Leave out the pictures and repeat the data exactly.

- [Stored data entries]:
______
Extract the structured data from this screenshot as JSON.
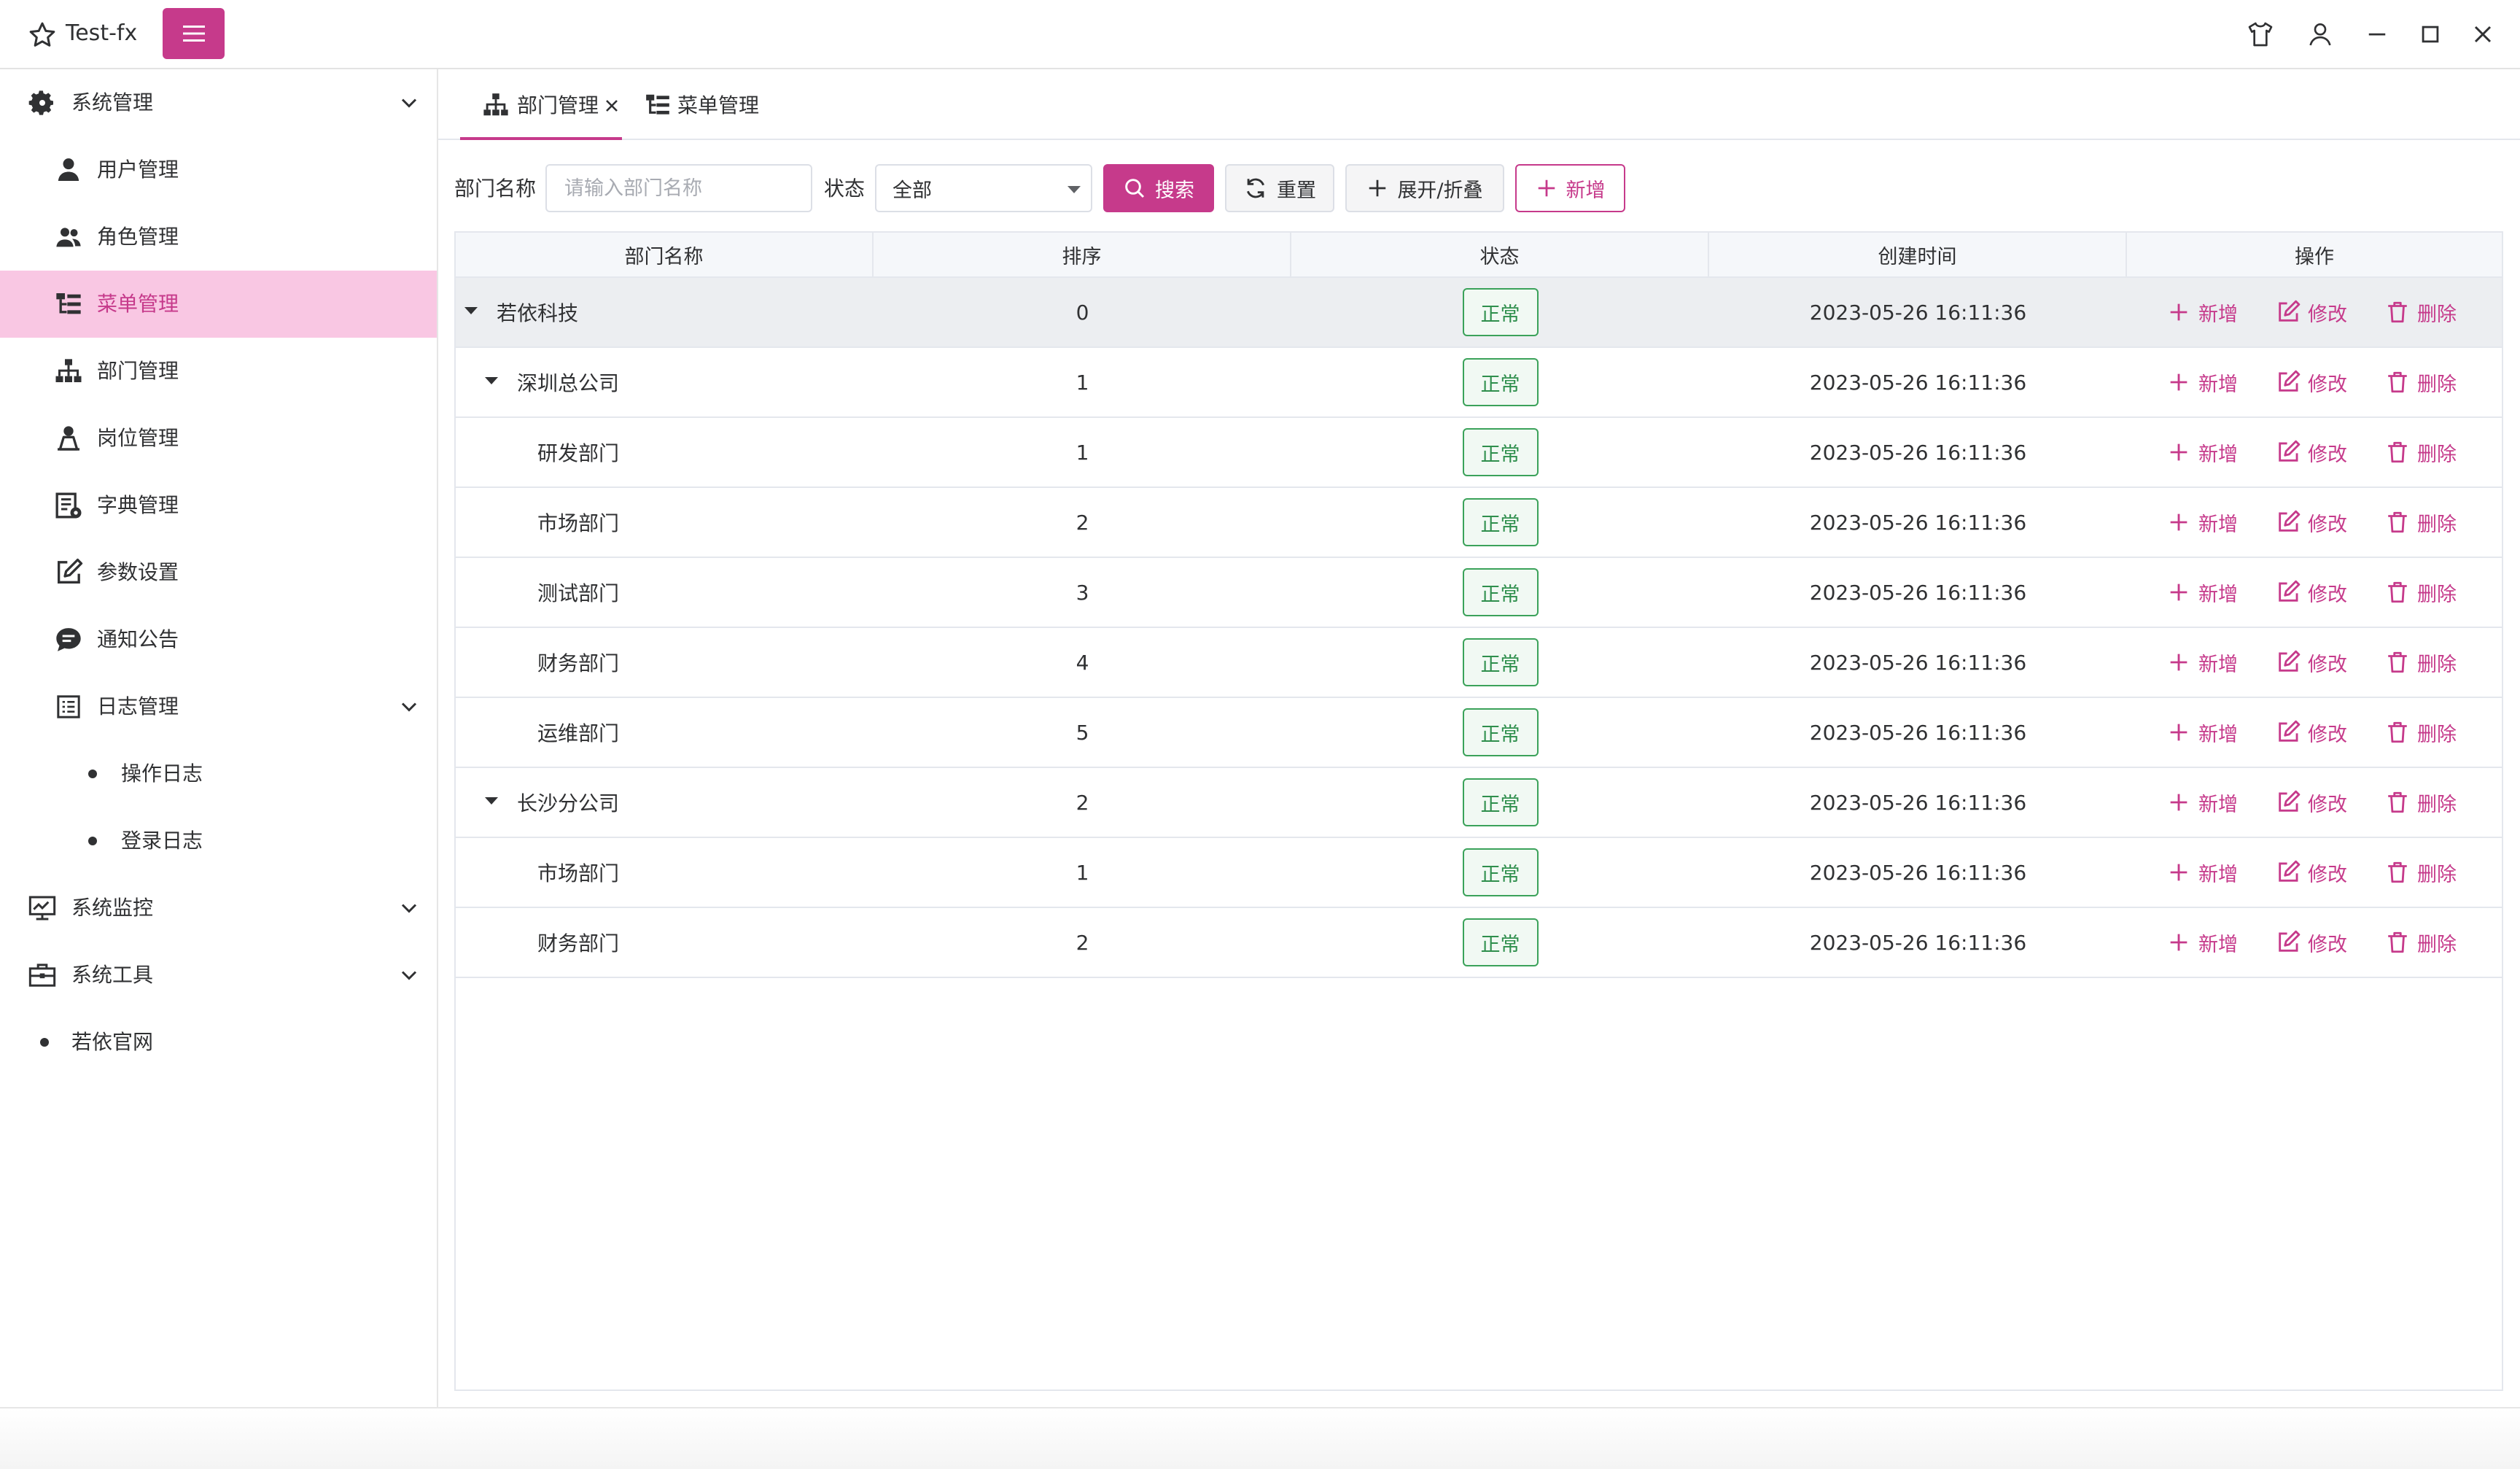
{
  "app": {
    "title": "Test-fx"
  },
  "colors": {
    "accent": "#c63a8b",
    "active_bg": "#f9c7e3",
    "status_green": "#3ba25a"
  },
  "sidebar": {
    "items": [
      {
        "label": "系统管理",
        "icon": "gear-icon",
        "expanded": true
      },
      {
        "label": "用户管理",
        "icon": "user-icon"
      },
      {
        "label": "角色管理",
        "icon": "users-icon"
      },
      {
        "label": "菜单管理",
        "icon": "tree-list-icon",
        "active": true
      },
      {
        "label": "部门管理",
        "icon": "org-chart-icon"
      },
      {
        "label": "岗位管理",
        "icon": "person-post-icon"
      },
      {
        "label": "字典管理",
        "icon": "dictionary-icon"
      },
      {
        "label": "参数设置",
        "icon": "edit-icon"
      },
      {
        "label": "通知公告",
        "icon": "chat-icon"
      },
      {
        "label": "日志管理",
        "icon": "log-icon",
        "expanded": true
      },
      {
        "label": "操作日志",
        "icon": "dot"
      },
      {
        "label": "登录日志",
        "icon": "dot"
      },
      {
        "label": "系统监控",
        "icon": "monitor-icon",
        "expanded": false
      },
      {
        "label": "系统工具",
        "icon": "toolbox-icon",
        "expanded": false
      },
      {
        "label": "若依官网",
        "icon": "dot"
      }
    ]
  },
  "tabs": [
    {
      "label": "部门管理",
      "icon": "org-chart-icon",
      "active": true,
      "closable": true
    },
    {
      "label": "菜单管理",
      "icon": "tree-list-icon",
      "active": false
    }
  ],
  "filters": {
    "dept_label": "部门名称",
    "dept_placeholder": "请输入部门名称",
    "dept_value": "",
    "status_label": "状态",
    "status_value": "全部",
    "search_button": "搜索",
    "reset_button": "重置",
    "expand_button": "展开/折叠",
    "add_button": "新增"
  },
  "table": {
    "columns": [
      "部门名称",
      "排序",
      "状态",
      "创建时间",
      "操作"
    ],
    "actions": {
      "add": "新增",
      "edit": "修改",
      "delete": "删除"
    },
    "rows": [
      {
        "name": "若依科技",
        "order": "0",
        "status": "正常",
        "created": "2023-05-26 16:11:36",
        "level": 0,
        "expandable": true
      },
      {
        "name": "深圳总公司",
        "order": "1",
        "status": "正常",
        "created": "2023-05-26 16:11:36",
        "level": 1,
        "expandable": true
      },
      {
        "name": "研发部门",
        "order": "1",
        "status": "正常",
        "created": "2023-05-26 16:11:36",
        "level": 2,
        "expandable": false
      },
      {
        "name": "市场部门",
        "order": "2",
        "status": "正常",
        "created": "2023-05-26 16:11:36",
        "level": 2,
        "expandable": false
      },
      {
        "name": "测试部门",
        "order": "3",
        "status": "正常",
        "created": "2023-05-26 16:11:36",
        "level": 2,
        "expandable": false
      },
      {
        "name": "财务部门",
        "order": "4",
        "status": "正常",
        "created": "2023-05-26 16:11:36",
        "level": 2,
        "expandable": false
      },
      {
        "name": "运维部门",
        "order": "5",
        "status": "正常",
        "created": "2023-05-26 16:11:36",
        "level": 2,
        "expandable": false
      },
      {
        "name": "长沙分公司",
        "order": "2",
        "status": "正常",
        "created": "2023-05-26 16:11:36",
        "level": 1,
        "expandable": true
      },
      {
        "name": "市场部门",
        "order": "1",
        "status": "正常",
        "created": "2023-05-26 16:11:36",
        "level": 2,
        "expandable": false
      },
      {
        "name": "财务部门",
        "order": "2",
        "status": "正常",
        "created": "2023-05-26 16:11:36",
        "level": 2,
        "expandable": false
      }
    ]
  }
}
______
- [WRITTEN REPLY]:
Extract the structured data from this screenshot as JSON.
{
  "app": {
    "title": "Test-fx"
  },
  "colors": {
    "accent": "#c63a8b",
    "active_bg": "#f9c7e3",
    "status_green": "#3ba25a"
  },
  "sidebar": {
    "items": [
      {
        "label": "系统管理",
        "icon": "gear-icon",
        "expanded": true
      },
      {
        "label": "用户管理",
        "icon": "user-icon"
      },
      {
        "label": "角色管理",
        "icon": "users-icon"
      },
      {
        "label": "菜单管理",
        "icon": "tree-list-icon",
        "active": true
      },
      {
        "label": "部门管理",
        "icon": "org-chart-icon"
      },
      {
        "label": "岗位管理",
        "icon": "person-post-icon"
      },
      {
        "label": "字典管理",
        "icon": "dictionary-icon"
      },
      {
        "label": "参数设置",
        "icon": "edit-icon"
      },
      {
        "label": "通知公告",
        "icon": "chat-icon"
      },
      {
        "label": "日志管理",
        "icon": "log-icon",
        "expanded": true
      },
      {
        "label": "操作日志",
        "icon": "dot"
      },
      {
        "label": "登录日志",
        "icon": "dot"
      },
      {
        "label": "系统监控",
        "icon": "monitor-icon",
        "expanded": false
      },
      {
        "label": "系统工具",
        "icon": "toolbox-icon",
        "expanded": false
      },
      {
        "label": "若依官网",
        "icon": "dot"
      }
    ]
  },
  "tabs": [
    {
      "label": "部门管理",
      "icon": "org-chart-icon",
      "active": true,
      "closable": true
    },
    {
      "label": "菜单管理",
      "icon": "tree-list-icon",
      "active": false
    }
  ],
  "filters": {
    "dept_label": "部门名称",
    "dept_placeholder": "请输入部门名称",
    "dept_value": "",
    "status_label": "状态",
    "status_value": "全部",
    "search_button": "搜索",
    "reset_button": "重置",
    "expand_button": "展开/折叠",
    "add_button": "新增"
  },
  "table": {
    "columns": [
      "部门名称",
      "排序",
      "状态",
      "创建时间",
      "操作"
    ],
    "actions": {
      "add": "新增",
      "edit": "修改",
      "delete": "删除"
    },
    "rows": [
      {
        "name": "若依科技",
        "order": "0",
        "status": "正常",
        "created": "2023-05-26 16:11:36",
        "level": 0,
        "expandable": true
      },
      {
        "name": "深圳总公司",
        "order": "1",
        "status": "正常",
        "created": "2023-05-26 16:11:36",
        "level": 1,
        "expandable": true
      },
      {
        "name": "研发部门",
        "order": "1",
        "status": "正常",
        "created": "2023-05-26 16:11:36",
        "level": 2,
        "expandable": false
      },
      {
        "name": "市场部门",
        "order": "2",
        "status": "正常",
        "created": "2023-05-26 16:11:36",
        "level": 2,
        "expandable": false
      },
      {
        "name": "测试部门",
        "order": "3",
        "status": "正常",
        "created": "2023-05-26 16:11:36",
        "level": 2,
        "expandable": false
      },
      {
        "name": "财务部门",
        "order": "4",
        "status": "正常",
        "created": "2023-05-26 16:11:36",
        "level": 2,
        "expandable": false
      },
      {
        "name": "运维部门",
        "order": "5",
        "status": "正常",
        "created": "2023-05-26 16:11:36",
        "level": 2,
        "expandable": false
      },
      {
        "name": "长沙分公司",
        "order": "2",
        "status": "正常",
        "created": "2023-05-26 16:11:36",
        "level": 1,
        "expandable": true
      },
      {
        "name": "市场部门",
        "order": "1",
        "status": "正常",
        "created": "2023-05-26 16:11:36",
        "level": 2,
        "expandable": false
      },
      {
        "name": "财务部门",
        "order": "2",
        "status": "正常",
        "created": "2023-05-26 16:11:36",
        "level": 2,
        "expandable": false
      }
    ]
  }
}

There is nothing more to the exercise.